→ Given instruction
Look through the lines below and extract each one that contains "this".

→ Task inputs
====================

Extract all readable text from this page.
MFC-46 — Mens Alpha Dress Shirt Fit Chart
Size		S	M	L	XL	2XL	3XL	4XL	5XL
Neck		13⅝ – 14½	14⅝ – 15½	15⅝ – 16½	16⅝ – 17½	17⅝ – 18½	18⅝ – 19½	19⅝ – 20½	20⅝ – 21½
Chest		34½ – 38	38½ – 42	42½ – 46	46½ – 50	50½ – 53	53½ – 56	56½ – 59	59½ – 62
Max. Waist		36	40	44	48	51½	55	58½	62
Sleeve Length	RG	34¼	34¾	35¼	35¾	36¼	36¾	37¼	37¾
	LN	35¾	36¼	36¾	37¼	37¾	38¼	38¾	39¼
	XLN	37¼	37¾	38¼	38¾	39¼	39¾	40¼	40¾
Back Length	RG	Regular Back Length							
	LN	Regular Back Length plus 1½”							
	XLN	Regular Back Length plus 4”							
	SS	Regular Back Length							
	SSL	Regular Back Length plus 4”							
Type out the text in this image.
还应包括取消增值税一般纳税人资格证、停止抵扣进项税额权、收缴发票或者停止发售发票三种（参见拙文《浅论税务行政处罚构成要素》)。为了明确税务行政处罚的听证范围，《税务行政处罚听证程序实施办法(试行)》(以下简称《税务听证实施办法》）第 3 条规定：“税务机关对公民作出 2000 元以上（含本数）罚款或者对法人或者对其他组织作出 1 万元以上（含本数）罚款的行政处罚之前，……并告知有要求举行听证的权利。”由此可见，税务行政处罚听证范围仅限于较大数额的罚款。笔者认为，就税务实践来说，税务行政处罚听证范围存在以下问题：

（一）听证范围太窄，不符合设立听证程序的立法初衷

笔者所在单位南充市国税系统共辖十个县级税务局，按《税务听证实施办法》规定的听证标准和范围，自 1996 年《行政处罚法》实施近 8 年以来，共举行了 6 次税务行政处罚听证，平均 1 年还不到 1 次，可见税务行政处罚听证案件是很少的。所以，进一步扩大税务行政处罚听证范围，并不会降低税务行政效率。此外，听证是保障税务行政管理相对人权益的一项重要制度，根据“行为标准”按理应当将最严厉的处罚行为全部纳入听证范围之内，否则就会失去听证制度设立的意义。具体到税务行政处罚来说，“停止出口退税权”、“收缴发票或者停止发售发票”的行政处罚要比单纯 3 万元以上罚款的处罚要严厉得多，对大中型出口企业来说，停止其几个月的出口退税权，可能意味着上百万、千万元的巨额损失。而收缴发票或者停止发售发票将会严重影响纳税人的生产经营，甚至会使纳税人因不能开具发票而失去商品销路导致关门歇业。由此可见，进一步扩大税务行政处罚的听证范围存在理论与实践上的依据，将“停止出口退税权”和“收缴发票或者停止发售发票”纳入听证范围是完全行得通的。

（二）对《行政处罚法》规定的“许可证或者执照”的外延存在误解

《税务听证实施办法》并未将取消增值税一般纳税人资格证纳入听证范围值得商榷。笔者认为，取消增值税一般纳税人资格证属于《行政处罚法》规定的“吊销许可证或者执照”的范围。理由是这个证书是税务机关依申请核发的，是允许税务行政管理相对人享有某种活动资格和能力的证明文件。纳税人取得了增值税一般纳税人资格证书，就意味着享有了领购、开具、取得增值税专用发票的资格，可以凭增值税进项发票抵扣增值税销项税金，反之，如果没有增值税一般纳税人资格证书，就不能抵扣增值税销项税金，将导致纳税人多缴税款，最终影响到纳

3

====================

→ Correct answer
Extract all readable text from this page.
Type out the text in this image.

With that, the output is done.